> _Stated exercise_
Which lines of the listing contain the string "series"? Report each of them in full.

> _Records showing where elements appear_
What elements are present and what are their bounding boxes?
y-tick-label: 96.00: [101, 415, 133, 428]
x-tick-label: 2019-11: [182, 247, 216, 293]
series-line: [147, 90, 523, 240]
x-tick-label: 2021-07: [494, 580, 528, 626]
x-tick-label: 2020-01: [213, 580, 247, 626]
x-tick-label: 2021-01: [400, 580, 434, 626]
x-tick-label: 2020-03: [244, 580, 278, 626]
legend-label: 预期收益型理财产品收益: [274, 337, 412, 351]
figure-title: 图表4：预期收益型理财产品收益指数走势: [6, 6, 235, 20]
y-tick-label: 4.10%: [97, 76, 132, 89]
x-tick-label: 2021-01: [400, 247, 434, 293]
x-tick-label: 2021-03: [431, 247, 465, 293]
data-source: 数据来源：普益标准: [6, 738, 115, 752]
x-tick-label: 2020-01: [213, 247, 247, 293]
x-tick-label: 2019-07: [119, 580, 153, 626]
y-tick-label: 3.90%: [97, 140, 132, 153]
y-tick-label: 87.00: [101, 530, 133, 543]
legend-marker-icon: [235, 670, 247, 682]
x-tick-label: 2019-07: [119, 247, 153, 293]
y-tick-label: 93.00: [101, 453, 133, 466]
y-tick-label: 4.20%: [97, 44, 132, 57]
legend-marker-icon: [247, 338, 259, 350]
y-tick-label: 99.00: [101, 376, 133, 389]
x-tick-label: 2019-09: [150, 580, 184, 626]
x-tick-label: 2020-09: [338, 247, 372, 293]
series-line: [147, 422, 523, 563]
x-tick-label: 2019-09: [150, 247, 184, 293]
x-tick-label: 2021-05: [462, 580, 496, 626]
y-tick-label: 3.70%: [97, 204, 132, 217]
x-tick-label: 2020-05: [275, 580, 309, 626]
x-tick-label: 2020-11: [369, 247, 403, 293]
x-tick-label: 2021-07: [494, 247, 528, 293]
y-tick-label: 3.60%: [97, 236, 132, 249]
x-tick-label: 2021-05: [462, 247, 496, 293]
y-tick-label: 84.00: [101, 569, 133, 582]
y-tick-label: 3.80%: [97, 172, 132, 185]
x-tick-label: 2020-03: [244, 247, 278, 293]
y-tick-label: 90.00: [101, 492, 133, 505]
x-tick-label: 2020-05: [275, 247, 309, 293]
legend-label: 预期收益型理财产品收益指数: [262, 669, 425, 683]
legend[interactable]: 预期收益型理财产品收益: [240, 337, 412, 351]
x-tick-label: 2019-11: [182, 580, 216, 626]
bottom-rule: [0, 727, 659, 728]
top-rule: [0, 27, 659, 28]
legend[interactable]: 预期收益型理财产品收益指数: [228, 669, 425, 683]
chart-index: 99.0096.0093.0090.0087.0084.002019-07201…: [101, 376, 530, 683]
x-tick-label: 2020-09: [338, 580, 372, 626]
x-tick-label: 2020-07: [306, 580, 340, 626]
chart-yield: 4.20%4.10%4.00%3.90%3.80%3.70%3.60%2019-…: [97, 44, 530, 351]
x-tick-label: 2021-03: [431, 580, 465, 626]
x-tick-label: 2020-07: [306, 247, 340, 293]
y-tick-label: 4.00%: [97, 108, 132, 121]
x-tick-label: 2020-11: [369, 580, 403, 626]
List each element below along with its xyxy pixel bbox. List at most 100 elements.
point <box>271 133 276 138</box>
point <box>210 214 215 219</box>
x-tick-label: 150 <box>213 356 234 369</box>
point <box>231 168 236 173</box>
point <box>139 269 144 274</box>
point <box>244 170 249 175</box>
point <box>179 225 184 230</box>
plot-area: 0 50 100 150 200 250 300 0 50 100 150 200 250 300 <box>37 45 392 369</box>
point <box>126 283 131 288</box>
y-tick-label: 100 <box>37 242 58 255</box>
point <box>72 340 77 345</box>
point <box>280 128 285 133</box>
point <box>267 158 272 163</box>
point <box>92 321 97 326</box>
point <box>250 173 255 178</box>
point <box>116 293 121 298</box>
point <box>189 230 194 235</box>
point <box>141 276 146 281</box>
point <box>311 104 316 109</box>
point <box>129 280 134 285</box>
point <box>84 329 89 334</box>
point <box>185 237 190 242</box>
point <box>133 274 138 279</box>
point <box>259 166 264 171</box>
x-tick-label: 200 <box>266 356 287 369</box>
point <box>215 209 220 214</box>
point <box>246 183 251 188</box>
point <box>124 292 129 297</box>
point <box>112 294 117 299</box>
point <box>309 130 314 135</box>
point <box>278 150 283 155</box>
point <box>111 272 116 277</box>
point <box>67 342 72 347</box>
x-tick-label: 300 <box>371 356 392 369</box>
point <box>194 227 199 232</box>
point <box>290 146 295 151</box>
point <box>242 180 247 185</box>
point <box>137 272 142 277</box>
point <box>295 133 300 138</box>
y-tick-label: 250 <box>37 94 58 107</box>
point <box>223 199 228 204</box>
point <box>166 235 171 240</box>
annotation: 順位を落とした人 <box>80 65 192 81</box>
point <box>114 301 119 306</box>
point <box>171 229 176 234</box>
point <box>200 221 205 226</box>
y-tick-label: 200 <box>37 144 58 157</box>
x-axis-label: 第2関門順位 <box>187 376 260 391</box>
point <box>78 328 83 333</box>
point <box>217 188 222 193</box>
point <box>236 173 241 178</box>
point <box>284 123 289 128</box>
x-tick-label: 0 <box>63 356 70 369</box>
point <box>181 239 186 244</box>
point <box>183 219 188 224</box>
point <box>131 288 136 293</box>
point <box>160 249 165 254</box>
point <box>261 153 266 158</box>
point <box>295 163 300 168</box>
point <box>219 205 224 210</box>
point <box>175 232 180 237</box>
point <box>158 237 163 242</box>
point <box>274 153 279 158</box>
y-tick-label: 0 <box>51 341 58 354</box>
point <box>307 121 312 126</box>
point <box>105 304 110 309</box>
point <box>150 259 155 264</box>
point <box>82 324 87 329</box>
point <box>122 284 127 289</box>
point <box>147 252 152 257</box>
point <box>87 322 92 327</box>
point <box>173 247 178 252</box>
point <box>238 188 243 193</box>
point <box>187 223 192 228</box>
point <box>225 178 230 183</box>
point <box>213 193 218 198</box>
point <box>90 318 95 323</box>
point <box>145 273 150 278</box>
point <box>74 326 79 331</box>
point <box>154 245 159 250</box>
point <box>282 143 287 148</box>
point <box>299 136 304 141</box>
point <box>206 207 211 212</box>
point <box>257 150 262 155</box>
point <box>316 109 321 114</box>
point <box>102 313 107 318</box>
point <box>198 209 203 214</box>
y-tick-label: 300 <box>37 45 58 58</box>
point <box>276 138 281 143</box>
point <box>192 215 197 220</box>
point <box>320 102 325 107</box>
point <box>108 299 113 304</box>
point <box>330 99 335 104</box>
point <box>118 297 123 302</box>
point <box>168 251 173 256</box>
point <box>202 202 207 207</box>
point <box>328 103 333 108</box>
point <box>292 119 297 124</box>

> _Reply to the task_
series-line: [147, 90, 523, 240]
series-line: [147, 422, 523, 563]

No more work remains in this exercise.